-- What the task asks --
Repeat, exactly and in full, the lines of the listing below, but without any pictures.

# Start of Records for the exercise

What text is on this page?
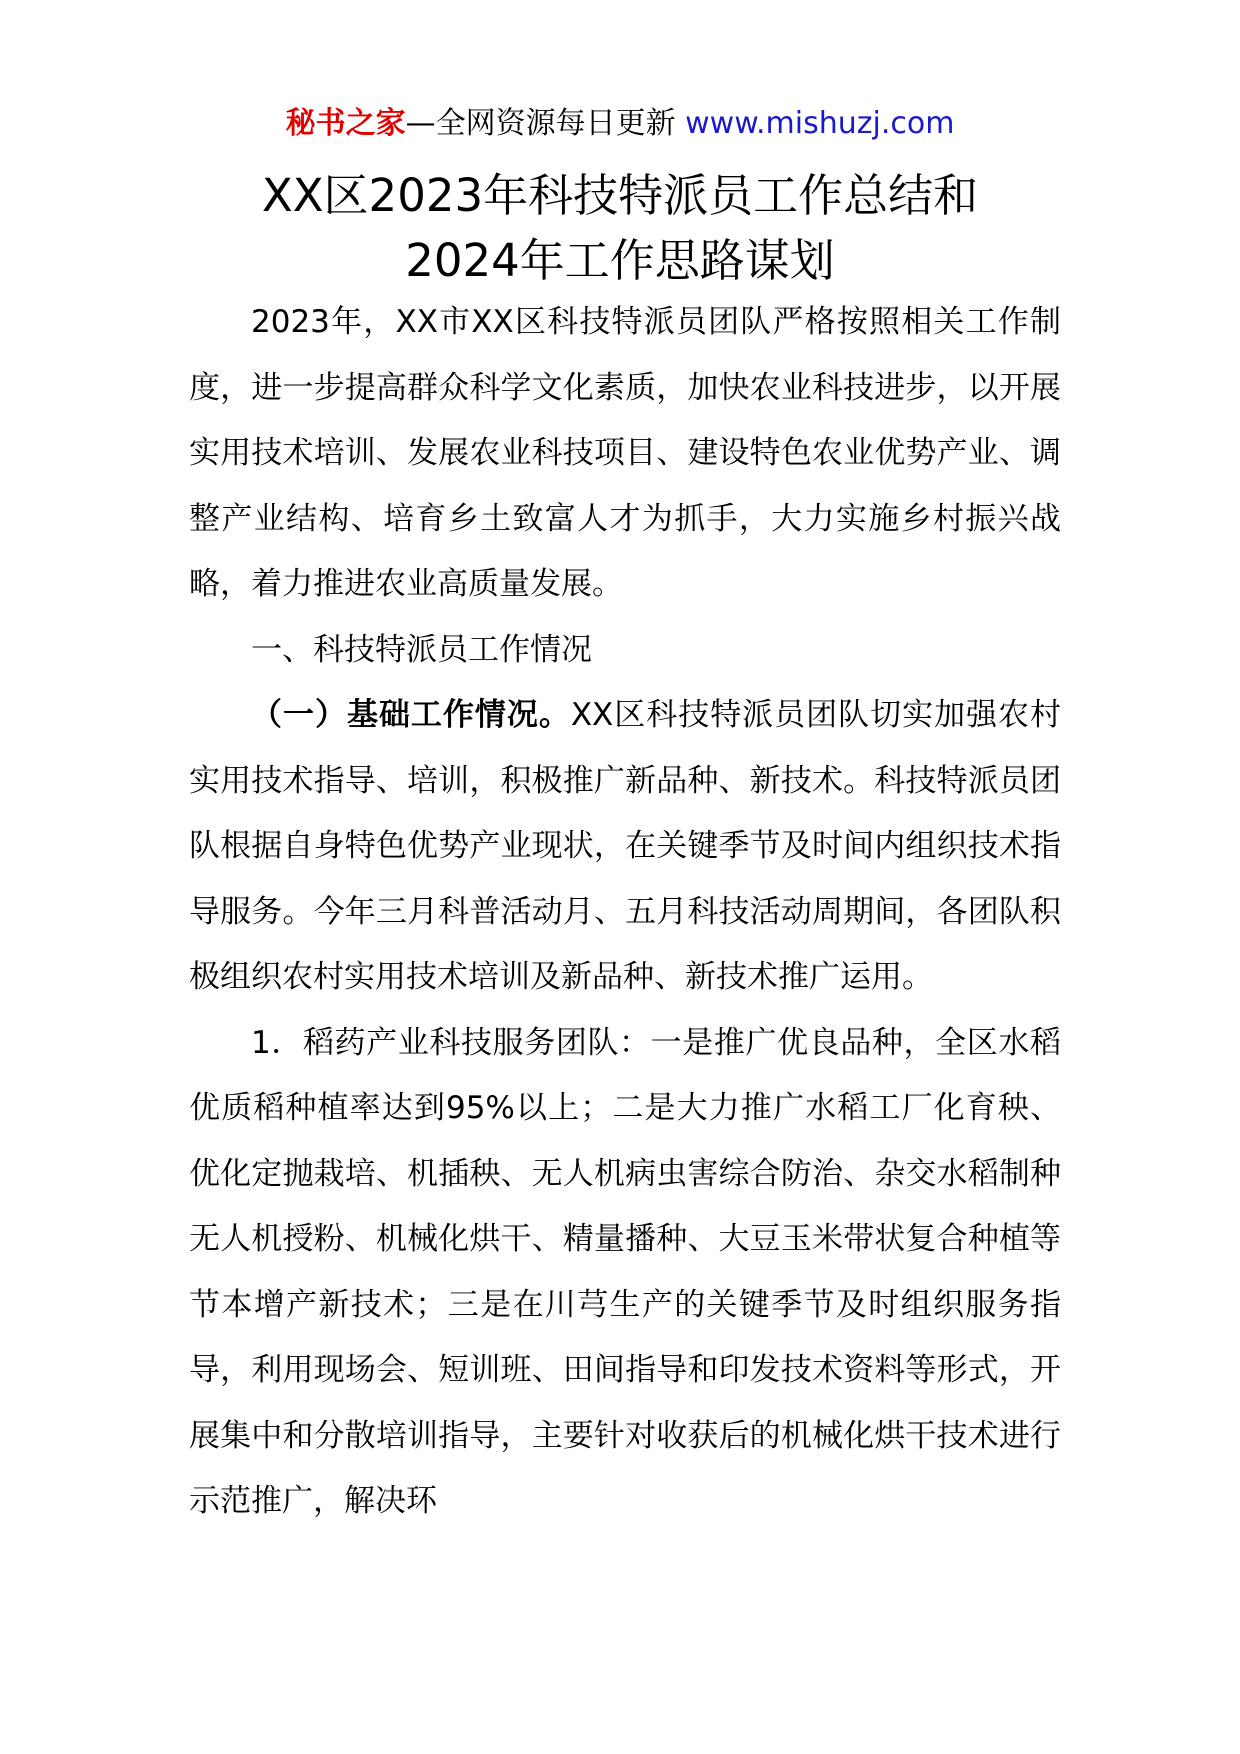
秘书之家—全网资源每日更新 www.mishuzj.com
XX区2023年科技特派员工作总结和
2024年工作思路谋划

2023年，XX市XX区科技特派员团队严格按照相关工作制度，进一步提高群众科学文化素质，加快农业科技进步，以开展实用技术培训、发展农业科技项目、建设特色农业优势产业、调整产业结构、培育乡土致富人才为抓手，大力实施乡村振兴战略，着力推进农业高质量发展。

一、科技特派员工作情况

（一）基础工作情况。XX区科技特派员团队切实加强农村实用技术指导、培训，积极推广新品种、新技术。科技特派员团队根据自身特色优势产业现状，在关键季节及时间内组织技术指导服务。今年三月科普活动月、五月科技活动周期间，各团队积极组织农村实用技术培训及新品种、新技术推广运用。

1．稻药产业科技服务团队：一是推广优良品种，全区水稻优质稻种植率达到95%以上；二是大力推广水稻工厂化育秧、优化定抛栽培、机插秧、无人机病虫害综合防治、杂交水稻制种无人机授粉、机械化烘干、精量播种、大豆玉米带状复合种植等节本增产新技术；三是在川芎生产的关键季节及时组织服务指导，利用现场会、短训班、田间指导和印发技术资料等形式，开展集中和分散培训指导，主要针对收获后的机械化烘干技术进行示范推广，解决环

# End of Records for the exercise

-- The completed task --
What text is on this page?
秘书之家—全网资源每日更新 www.mishuzj.com
XX区2023年科技特派员工作总结和
2024年工作思路谋划

2023年，XX市XX区科技特派员团队严格按照相关工作制度，进一步提高群众科学文化素质，加快农业科技进步，以开展实用技术培训、发展农业科技项目、建设特色农业优势产业、调整产业结构、培育乡土致富人才为抓手，大力实施乡村振兴战略，着力推进农业高质量发展。

一、科技特派员工作情况

（一）基础工作情况。XX区科技特派员团队切实加强农村实用技术指导、培训，积极推广新品种、新技术。科技特派员团队根据自身特色优势产业现状，在关键季节及时间内组织技术指导服务。今年三月科普活动月、五月科技活动周期间，各团队积极组织农村实用技术培训及新品种、新技术推广运用。

1．稻药产业科技服务团队：一是推广优良品种，全区水稻优质稻种植率达到95%以上；二是大力推广水稻工厂化育秧、优化定抛栽培、机插秧、无人机病虫害综合防治、杂交水稻制种无人机授粉、机械化烘干、精量播种、大豆玉米带状复合种植等节本增产新技术；三是在川芎生产的关键季节及时组织服务指导，利用现场会、短训班、田间指导和印发技术资料等形式，开展集中和分散培训指导，主要针对收获后的机械化烘干技术进行示范推广，解决环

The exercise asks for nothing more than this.